··· Raw data

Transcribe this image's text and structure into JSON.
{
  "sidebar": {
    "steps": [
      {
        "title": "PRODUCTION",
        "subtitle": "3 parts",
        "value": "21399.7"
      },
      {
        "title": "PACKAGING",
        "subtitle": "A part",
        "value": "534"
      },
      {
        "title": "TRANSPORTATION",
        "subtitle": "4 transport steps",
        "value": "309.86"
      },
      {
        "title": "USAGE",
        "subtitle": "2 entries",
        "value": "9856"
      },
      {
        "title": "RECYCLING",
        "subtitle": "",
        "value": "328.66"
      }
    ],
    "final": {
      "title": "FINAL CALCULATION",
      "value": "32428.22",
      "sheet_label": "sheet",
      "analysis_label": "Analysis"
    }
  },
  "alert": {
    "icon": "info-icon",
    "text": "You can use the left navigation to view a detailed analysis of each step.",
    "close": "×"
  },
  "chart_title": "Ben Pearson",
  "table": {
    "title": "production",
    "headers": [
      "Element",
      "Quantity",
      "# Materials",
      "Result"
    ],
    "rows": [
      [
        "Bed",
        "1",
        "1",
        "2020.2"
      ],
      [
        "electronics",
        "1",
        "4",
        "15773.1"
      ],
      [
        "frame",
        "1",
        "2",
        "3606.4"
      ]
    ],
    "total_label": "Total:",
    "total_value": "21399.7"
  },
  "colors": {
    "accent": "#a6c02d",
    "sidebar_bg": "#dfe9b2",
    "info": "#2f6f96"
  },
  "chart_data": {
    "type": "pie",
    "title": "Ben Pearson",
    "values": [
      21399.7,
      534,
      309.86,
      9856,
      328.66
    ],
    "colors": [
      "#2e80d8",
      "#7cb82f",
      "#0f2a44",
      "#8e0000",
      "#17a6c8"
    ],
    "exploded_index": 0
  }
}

······

Problem details: Repeat the data in its entirety, character for character.

Expected answer:
Transcribe this image's text and structure into JSON.
{
  "sidebar": {
    "steps": [
      {
        "title": "PRODUCTION",
        "subtitle": "3 parts",
        "value": "21399.7"
      },
      {
        "title": "PACKAGING",
        "subtitle": "A part",
        "value": "534"
      },
      {
        "title": "TRANSPORTATION",
        "subtitle": "4 transport steps",
        "value": "309.86"
      },
      {
        "title": "USAGE",
        "subtitle": "2 entries",
        "value": "9856"
      },
      {
        "title": "RECYCLING",
        "subtitle": "",
        "value": "328.66"
      }
    ],
    "final": {
      "title": "FINAL CALCULATION",
      "value": "32428.22",
      "sheet_label": "sheet",
      "analysis_label": "Analysis"
    }
  },
  "alert": {
    "icon": "info-icon",
    "text": "You can use the left navigation to view a detailed analysis of each step.",
    "close": "×"
  },
  "chart_title": "Ben Pearson",
  "table": {
    "title": "production",
    "headers": [
      "Element",
      "Quantity",
      "# Materials",
      "Result"
    ],
    "rows": [
      [
        "Bed",
        "1",
        "1",
        "2020.2"
      ],
      [
        "electronics",
        "1",
        "4",
        "15773.1"
      ],
      [
        "frame",
        "1",
        "2",
        "3606.4"
      ]
    ],
    "total_label": "Total:",
    "total_value": "21399.7"
  },
  "colors": {
    "accent": "#a6c02d",
    "sidebar_bg": "#dfe9b2",
    "info": "#2f6f96"
  },
  "chart_data": {
    "type": "pie",
    "title": "Ben Pearson",
    "values": [
      21399.7,
      534,
      309.86,
      9856,
      328.66
    ],
    "colors": [
      "#2e80d8",
      "#7cb82f",
      "#0f2a44",
      "#8e0000",
      "#17a6c8"
    ],
    "exploded_index": 0
  }
}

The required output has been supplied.